_LISTED ENTRIES:_
--
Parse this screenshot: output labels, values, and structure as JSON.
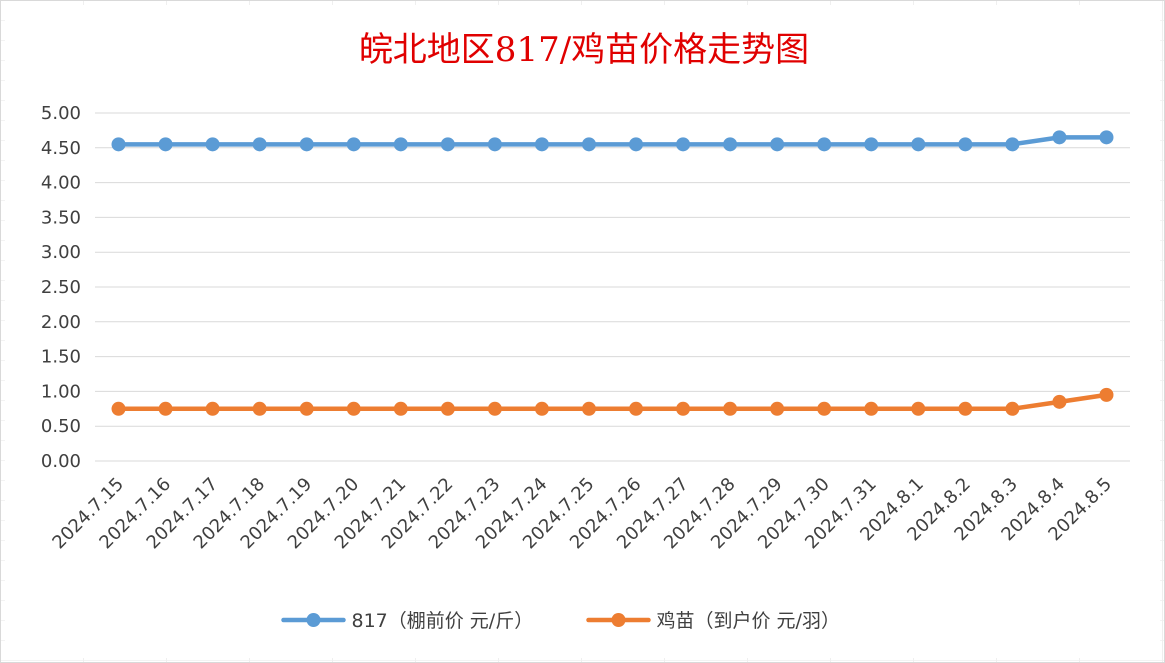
{
  "chart_data": {
    "type": "line",
    "title": "皖北地区817/鸡苗价格走势图",
    "xlabel": "",
    "ylabel": "",
    "ylim": [
      0,
      5
    ],
    "ytick_step": 0.5,
    "ytick_labels": [
      "0.00",
      "0.50",
      "1.00",
      "1.50",
      "2.00",
      "2.50",
      "3.00",
      "3.50",
      "4.00",
      "4.50",
      "5.00"
    ],
    "grid": true,
    "legend_position": "bottom",
    "categories": [
      "2024.7.15",
      "2024.7.16",
      "2024.7.17",
      "2024.7.18",
      "2024.7.19",
      "2024.7.20",
      "2024.7.21",
      "2024.7.22",
      "2024.7.23",
      "2024.7.24",
      "2024.7.25",
      "2024.7.26",
      "2024.7.27",
      "2024.7.28",
      "2024.7.29",
      "2024.7.30",
      "2024.7.31",
      "2024.8.1",
      "2024.8.2",
      "2024.8.3",
      "2024.8.4",
      "2024.8.5"
    ],
    "series": [
      {
        "name": "817（棚前价 元/斤）",
        "color": "#5b9bd5",
        "values": [
          4.55,
          4.55,
          4.55,
          4.55,
          4.55,
          4.55,
          4.55,
          4.55,
          4.55,
          4.55,
          4.55,
          4.55,
          4.55,
          4.55,
          4.55,
          4.55,
          4.55,
          4.55,
          4.55,
          4.55,
          4.65,
          4.65
        ]
      },
      {
        "name": "鸡苗（到户价 元/羽）",
        "color": "#ed7d31",
        "values": [
          0.75,
          0.75,
          0.75,
          0.75,
          0.75,
          0.75,
          0.75,
          0.75,
          0.75,
          0.75,
          0.75,
          0.75,
          0.75,
          0.75,
          0.75,
          0.75,
          0.75,
          0.75,
          0.75,
          0.75,
          0.85,
          0.95
        ]
      }
    ]
  }
}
--
_SET TASK:_ Using the material above, retype each entry exactly and omit the pictures.

_RIGHT ANSWER:_
Parse this screenshot: output labels, values, and structure as JSON.
{
  "chart_data": {
    "type": "line",
    "title": "皖北地区817/鸡苗价格走势图",
    "xlabel": "",
    "ylabel": "",
    "ylim": [
      0,
      5
    ],
    "ytick_step": 0.5,
    "ytick_labels": [
      "0.00",
      "0.50",
      "1.00",
      "1.50",
      "2.00",
      "2.50",
      "3.00",
      "3.50",
      "4.00",
      "4.50",
      "5.00"
    ],
    "grid": true,
    "legend_position": "bottom",
    "categories": [
      "2024.7.15",
      "2024.7.16",
      "2024.7.17",
      "2024.7.18",
      "2024.7.19",
      "2024.7.20",
      "2024.7.21",
      "2024.7.22",
      "2024.7.23",
      "2024.7.24",
      "2024.7.25",
      "2024.7.26",
      "2024.7.27",
      "2024.7.28",
      "2024.7.29",
      "2024.7.30",
      "2024.7.31",
      "2024.8.1",
      "2024.8.2",
      "2024.8.3",
      "2024.8.4",
      "2024.8.5"
    ],
    "series": [
      {
        "name": "817（棚前价 元/斤）",
        "color": "#5b9bd5",
        "values": [
          4.55,
          4.55,
          4.55,
          4.55,
          4.55,
          4.55,
          4.55,
          4.55,
          4.55,
          4.55,
          4.55,
          4.55,
          4.55,
          4.55,
          4.55,
          4.55,
          4.55,
          4.55,
          4.55,
          4.55,
          4.65,
          4.65
        ]
      },
      {
        "name": "鸡苗（到户价 元/羽）",
        "color": "#ed7d31",
        "values": [
          0.75,
          0.75,
          0.75,
          0.75,
          0.75,
          0.75,
          0.75,
          0.75,
          0.75,
          0.75,
          0.75,
          0.75,
          0.75,
          0.75,
          0.75,
          0.75,
          0.75,
          0.75,
          0.75,
          0.75,
          0.85,
          0.95
        ]
      }
    ]
  }
}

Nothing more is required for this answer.